[start]
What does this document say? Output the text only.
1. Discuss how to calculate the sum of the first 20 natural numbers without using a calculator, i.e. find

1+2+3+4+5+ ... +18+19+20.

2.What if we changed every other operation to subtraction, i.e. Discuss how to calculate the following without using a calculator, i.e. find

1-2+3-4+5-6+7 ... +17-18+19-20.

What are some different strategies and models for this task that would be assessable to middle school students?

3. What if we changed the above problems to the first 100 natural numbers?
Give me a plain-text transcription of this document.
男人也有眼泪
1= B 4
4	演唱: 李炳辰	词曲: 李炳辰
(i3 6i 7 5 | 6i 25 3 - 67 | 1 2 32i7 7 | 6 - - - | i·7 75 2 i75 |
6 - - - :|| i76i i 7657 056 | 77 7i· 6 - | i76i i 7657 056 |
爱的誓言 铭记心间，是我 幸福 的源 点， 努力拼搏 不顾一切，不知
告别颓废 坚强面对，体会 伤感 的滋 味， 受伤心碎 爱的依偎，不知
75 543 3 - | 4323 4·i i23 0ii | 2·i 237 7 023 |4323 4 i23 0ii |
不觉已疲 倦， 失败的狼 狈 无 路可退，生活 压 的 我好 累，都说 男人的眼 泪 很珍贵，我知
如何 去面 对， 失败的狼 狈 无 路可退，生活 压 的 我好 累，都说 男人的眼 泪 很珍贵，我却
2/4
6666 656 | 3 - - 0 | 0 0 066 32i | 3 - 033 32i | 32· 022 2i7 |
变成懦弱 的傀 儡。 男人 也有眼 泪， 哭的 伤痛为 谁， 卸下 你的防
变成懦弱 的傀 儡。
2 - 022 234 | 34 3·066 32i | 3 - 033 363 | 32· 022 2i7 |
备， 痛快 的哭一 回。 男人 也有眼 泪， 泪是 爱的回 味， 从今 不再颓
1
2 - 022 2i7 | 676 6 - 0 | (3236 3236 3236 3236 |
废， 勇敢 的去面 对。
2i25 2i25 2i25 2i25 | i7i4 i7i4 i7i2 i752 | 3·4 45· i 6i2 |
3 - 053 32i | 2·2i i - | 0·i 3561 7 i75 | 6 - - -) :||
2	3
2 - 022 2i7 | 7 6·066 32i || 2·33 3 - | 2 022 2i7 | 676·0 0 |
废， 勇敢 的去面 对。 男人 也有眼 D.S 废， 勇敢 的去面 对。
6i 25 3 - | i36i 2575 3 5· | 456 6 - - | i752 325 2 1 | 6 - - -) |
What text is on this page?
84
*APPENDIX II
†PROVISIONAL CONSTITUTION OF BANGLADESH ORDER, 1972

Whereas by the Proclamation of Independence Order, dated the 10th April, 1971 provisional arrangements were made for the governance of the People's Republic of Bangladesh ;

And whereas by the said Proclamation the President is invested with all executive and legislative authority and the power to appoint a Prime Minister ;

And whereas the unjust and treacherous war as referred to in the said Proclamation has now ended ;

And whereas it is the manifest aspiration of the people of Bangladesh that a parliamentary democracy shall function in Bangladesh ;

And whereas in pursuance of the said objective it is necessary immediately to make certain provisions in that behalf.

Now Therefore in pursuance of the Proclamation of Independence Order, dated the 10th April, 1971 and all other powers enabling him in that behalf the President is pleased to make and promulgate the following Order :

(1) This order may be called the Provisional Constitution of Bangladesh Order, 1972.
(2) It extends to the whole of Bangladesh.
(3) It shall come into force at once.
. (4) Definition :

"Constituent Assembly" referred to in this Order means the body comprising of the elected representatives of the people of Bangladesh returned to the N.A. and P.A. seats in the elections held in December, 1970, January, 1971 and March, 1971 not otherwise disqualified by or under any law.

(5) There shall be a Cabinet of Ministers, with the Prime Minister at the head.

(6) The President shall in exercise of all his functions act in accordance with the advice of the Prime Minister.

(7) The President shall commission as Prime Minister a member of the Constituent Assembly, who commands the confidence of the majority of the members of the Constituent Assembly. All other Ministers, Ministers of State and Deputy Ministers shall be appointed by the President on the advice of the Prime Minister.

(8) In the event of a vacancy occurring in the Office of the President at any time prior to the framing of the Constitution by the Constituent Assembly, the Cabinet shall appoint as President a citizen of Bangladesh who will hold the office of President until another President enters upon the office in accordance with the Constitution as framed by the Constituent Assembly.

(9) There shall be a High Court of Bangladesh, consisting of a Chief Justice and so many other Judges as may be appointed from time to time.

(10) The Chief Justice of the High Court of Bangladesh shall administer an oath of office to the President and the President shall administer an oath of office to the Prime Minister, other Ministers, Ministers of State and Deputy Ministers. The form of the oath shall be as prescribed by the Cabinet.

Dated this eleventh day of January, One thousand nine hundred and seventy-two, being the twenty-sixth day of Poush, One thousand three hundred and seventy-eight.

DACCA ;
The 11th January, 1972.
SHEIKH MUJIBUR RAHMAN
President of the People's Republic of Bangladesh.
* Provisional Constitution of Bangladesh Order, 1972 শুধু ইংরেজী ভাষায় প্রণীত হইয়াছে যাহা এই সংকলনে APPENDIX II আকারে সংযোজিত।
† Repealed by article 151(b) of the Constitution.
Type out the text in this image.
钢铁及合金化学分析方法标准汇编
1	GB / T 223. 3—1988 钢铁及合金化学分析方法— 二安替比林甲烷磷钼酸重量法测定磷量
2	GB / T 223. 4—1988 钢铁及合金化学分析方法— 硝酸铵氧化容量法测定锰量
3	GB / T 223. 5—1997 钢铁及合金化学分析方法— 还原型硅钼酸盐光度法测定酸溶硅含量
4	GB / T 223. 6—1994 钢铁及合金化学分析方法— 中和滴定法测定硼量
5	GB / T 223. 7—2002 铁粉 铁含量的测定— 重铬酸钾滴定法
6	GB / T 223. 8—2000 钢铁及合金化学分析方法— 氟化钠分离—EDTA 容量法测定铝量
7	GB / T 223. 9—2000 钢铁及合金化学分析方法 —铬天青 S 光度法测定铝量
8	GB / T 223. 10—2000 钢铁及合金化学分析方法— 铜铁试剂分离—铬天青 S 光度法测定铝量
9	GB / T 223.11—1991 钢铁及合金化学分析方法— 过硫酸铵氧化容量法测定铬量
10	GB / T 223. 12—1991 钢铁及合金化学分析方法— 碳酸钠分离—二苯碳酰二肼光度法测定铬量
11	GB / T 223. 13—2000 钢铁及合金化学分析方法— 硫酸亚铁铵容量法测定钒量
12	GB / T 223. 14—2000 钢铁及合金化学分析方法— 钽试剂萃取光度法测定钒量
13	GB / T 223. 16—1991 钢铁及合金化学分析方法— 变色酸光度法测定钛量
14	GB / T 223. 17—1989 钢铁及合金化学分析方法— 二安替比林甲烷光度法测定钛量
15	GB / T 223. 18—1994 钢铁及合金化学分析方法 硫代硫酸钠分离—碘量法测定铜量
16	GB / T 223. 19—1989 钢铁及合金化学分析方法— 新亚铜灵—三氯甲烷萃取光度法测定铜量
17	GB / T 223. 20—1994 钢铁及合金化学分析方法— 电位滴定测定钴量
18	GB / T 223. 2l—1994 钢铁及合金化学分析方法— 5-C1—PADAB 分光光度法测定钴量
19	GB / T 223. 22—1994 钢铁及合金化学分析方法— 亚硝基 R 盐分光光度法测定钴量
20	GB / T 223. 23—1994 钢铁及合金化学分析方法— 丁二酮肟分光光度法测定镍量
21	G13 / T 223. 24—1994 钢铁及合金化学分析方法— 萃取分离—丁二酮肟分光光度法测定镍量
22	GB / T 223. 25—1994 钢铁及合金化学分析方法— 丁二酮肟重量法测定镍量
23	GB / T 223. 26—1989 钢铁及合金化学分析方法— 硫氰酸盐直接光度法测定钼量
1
[end]
### Written task
Provide the number of lines in the data above that contain the string "accordance", and nothing else.

### Answer in full
2